Select and reproduce each line of the listing below that bears the string "before".

--- start Records supplied ---

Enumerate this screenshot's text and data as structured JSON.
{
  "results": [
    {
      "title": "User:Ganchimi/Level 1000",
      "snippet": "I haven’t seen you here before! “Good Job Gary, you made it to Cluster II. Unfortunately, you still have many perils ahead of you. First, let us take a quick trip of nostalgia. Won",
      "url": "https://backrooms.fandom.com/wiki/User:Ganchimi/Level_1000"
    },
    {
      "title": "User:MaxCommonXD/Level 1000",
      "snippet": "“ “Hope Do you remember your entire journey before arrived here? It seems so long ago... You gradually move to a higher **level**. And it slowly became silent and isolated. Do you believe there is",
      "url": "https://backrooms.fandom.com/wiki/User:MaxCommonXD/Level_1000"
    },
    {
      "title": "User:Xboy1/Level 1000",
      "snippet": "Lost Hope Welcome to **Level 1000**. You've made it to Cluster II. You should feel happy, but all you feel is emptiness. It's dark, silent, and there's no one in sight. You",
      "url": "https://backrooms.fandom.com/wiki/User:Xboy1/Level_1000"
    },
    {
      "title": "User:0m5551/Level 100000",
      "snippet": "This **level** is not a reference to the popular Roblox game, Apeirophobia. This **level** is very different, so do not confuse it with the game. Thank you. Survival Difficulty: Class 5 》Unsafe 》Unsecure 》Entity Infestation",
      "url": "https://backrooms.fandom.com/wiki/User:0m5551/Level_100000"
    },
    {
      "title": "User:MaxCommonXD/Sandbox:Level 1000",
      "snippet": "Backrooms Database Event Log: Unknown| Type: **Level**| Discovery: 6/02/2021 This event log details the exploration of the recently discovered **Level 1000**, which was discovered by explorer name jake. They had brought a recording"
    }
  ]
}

--- end Records supplied ---

### Solved problem
      "snippet": "I haven’t seen you here before! “Good Job Gary, you made it to Cluster II. Unfortunately, you still have many perils ahead of you. First, let us take a quick trip of nostalgia. Won",
      "snippet": "“ “Hope Do you remember your entire journey before arrived here? It seems so long ago... You gradually move to a higher **level**. And it slowly became silent and isolated. Do you believe there is",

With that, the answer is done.